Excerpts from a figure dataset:
......

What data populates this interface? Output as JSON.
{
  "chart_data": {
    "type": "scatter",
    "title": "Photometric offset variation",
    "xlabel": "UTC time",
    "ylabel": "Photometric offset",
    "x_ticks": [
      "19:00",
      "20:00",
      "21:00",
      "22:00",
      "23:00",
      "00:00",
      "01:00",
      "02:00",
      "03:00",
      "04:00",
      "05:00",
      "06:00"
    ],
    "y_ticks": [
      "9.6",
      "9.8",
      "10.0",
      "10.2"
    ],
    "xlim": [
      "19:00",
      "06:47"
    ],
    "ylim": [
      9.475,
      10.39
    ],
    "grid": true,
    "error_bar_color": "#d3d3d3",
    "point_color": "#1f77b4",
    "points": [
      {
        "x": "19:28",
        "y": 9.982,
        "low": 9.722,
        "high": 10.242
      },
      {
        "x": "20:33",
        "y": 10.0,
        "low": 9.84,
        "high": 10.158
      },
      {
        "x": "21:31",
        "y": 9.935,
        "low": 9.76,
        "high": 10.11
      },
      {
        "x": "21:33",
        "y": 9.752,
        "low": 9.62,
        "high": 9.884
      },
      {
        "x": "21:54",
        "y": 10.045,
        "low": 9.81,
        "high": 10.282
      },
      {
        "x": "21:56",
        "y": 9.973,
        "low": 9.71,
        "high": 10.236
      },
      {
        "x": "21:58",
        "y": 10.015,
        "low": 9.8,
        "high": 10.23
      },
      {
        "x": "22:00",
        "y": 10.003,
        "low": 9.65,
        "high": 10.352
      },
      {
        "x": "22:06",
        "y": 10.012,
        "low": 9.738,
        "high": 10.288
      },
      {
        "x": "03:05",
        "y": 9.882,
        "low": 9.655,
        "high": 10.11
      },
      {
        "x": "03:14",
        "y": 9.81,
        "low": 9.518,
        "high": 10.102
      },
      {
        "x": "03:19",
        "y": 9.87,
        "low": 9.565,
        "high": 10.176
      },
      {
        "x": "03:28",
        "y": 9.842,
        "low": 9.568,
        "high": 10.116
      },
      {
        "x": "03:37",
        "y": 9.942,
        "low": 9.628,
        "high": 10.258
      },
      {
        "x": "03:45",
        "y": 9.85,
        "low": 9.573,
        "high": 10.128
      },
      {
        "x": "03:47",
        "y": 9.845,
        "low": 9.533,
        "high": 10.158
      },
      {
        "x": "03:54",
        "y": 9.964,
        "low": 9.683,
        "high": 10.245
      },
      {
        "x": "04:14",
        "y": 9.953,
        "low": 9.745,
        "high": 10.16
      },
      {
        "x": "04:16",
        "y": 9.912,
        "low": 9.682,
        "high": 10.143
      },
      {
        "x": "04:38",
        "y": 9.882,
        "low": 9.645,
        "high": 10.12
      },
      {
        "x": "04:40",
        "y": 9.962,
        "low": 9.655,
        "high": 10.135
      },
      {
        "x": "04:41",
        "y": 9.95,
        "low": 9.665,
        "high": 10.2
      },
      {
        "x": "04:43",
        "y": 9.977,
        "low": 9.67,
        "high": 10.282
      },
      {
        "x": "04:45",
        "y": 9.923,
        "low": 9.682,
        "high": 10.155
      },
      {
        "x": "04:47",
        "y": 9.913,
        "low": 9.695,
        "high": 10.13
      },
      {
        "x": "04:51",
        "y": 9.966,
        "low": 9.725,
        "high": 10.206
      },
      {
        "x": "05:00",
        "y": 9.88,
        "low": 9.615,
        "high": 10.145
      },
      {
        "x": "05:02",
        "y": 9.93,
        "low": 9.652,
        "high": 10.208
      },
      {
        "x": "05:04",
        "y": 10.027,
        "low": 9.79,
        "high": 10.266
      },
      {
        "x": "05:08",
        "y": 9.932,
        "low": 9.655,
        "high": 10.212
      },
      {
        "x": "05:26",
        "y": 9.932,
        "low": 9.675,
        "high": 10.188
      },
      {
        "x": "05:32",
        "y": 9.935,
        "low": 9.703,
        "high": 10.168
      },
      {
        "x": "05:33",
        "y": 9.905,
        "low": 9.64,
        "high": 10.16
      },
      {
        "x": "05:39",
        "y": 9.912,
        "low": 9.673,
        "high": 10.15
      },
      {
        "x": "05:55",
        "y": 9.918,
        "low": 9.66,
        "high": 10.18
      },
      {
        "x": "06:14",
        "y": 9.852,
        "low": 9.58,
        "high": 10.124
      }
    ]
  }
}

......

Find every line in the entries that includes the word "Photometric", then state how many there are and nothing else.

2